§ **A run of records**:
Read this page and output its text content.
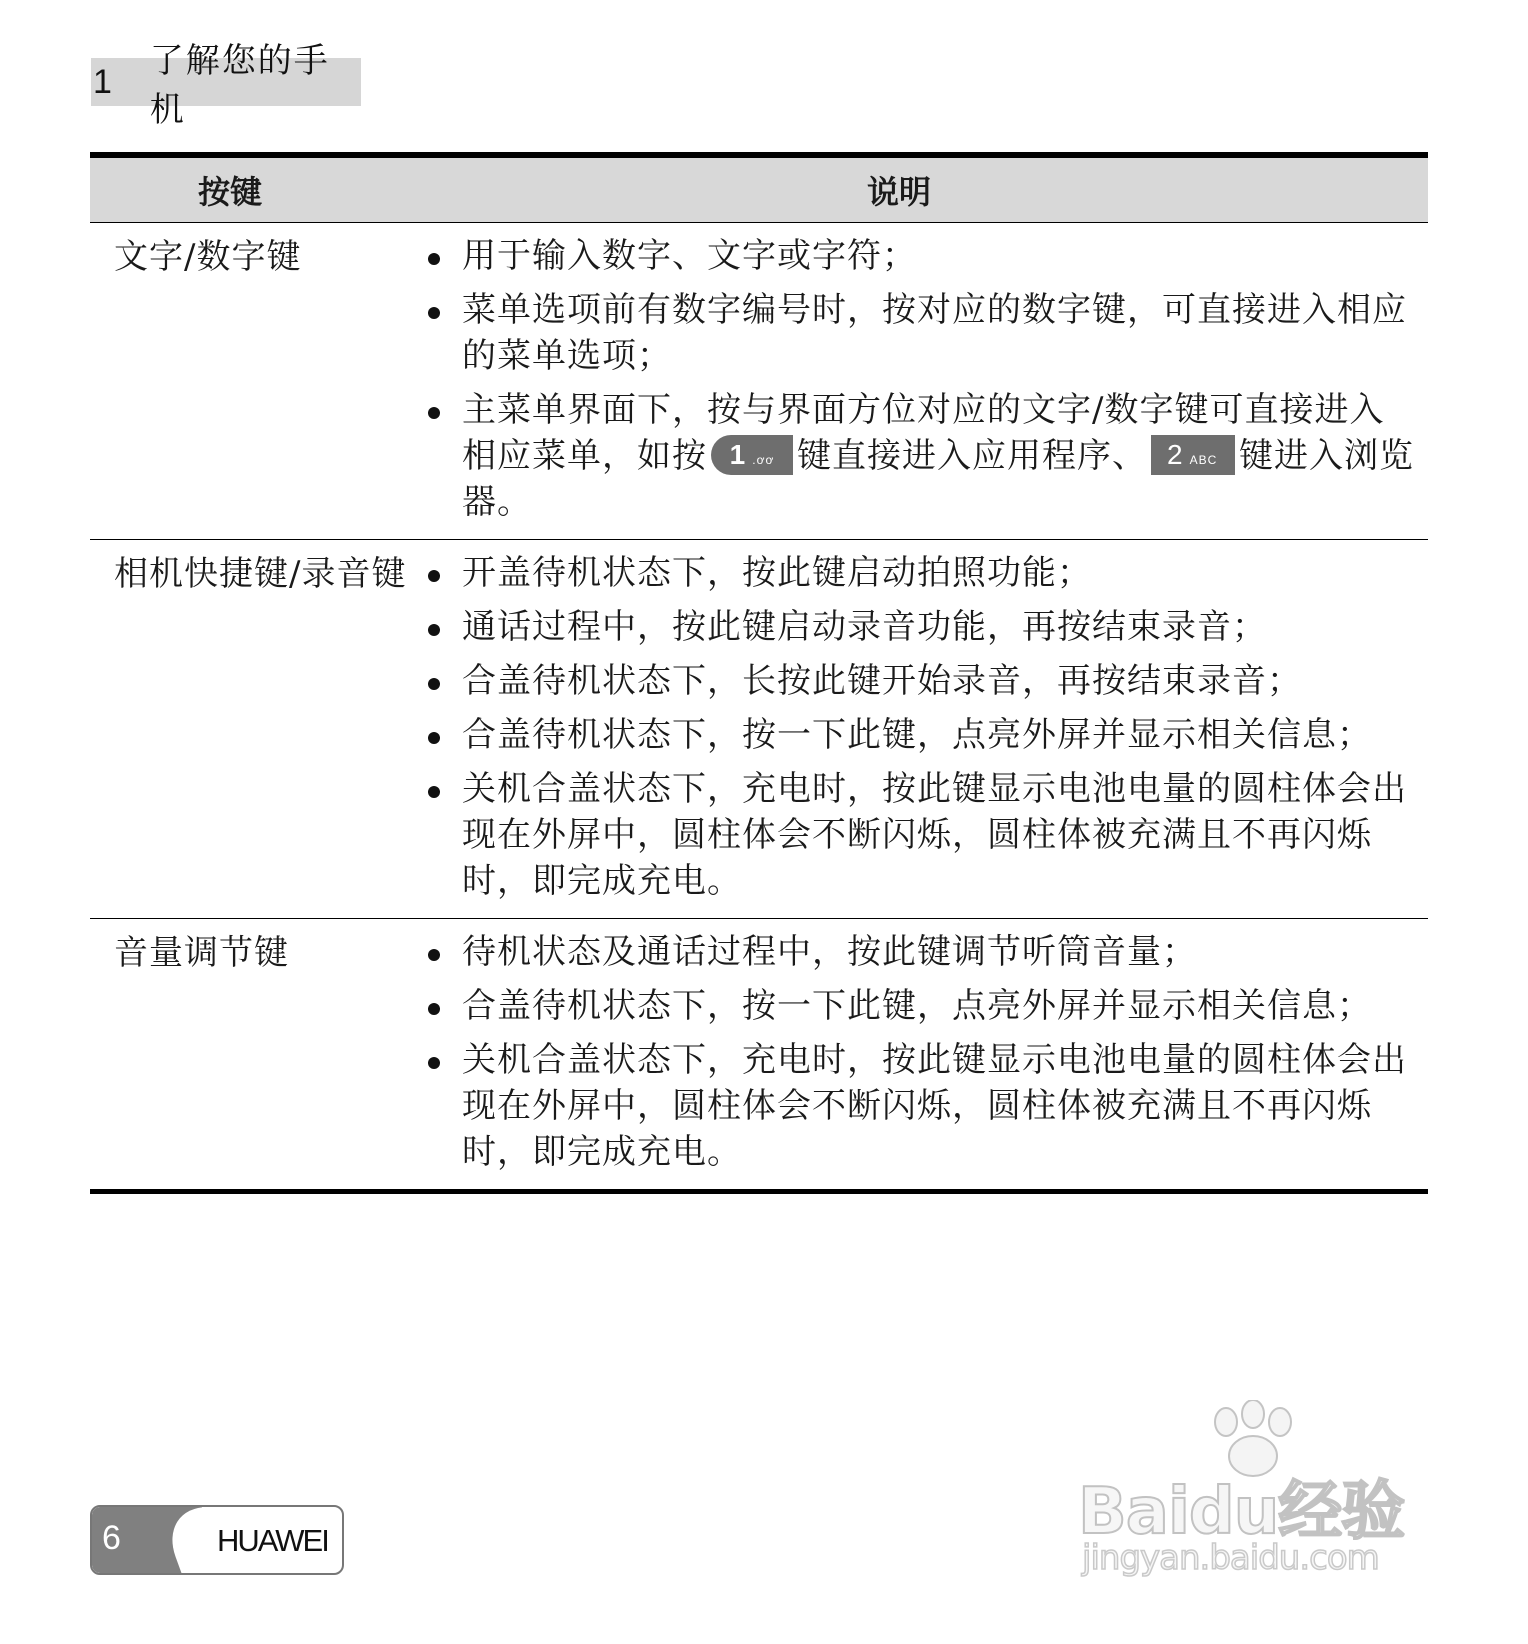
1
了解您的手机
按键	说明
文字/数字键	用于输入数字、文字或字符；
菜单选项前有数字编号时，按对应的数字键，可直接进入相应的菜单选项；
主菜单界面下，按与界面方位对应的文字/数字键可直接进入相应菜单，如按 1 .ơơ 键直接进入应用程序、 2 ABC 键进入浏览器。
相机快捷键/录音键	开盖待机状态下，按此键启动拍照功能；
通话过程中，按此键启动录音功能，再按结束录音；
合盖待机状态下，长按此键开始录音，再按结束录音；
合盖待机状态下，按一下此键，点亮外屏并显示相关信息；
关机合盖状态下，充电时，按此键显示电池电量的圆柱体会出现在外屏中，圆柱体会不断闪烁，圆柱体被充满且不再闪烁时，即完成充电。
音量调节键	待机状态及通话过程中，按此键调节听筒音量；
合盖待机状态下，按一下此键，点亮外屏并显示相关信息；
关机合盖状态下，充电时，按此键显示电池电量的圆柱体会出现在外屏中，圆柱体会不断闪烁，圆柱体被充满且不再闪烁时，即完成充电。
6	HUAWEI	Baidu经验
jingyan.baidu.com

§ **Written exercise**:
Set down every record once more, word for word, without pictures.

§ **Exercise answer**:
Read this page and output its text content.
1
了解您的手机
按键	说明
文字/数字键	用于输入数字、文字或字符；
菜单选项前有数字编号时，按对应的数字键，可直接进入相应的菜单选项；
主菜单界面下，按与界面方位对应的文字/数字键可直接进入相应菜单，如按 1 .ơơ 键直接进入应用程序、 2 ABC 键进入浏览器。
相机快捷键/录音键	开盖待机状态下，按此键启动拍照功能；
通话过程中，按此键启动录音功能，再按结束录音；
合盖待机状态下，长按此键开始录音，再按结束录音；
合盖待机状态下，按一下此键，点亮外屏并显示相关信息；
关机合盖状态下，充电时，按此键显示电池电量的圆柱体会出现在外屏中，圆柱体会不断闪烁，圆柱体被充满且不再闪烁时，即完成充电。
音量调节键	待机状态及通话过程中，按此键调节听筒音量；
合盖待机状态下，按一下此键，点亮外屏并显示相关信息；
关机合盖状态下，充电时，按此键显示电池电量的圆柱体会出现在外屏中，圆柱体会不断闪烁，圆柱体被充满且不再闪烁时，即完成充电。
6	HUAWEI	Baidu经验
jingyan.baidu.com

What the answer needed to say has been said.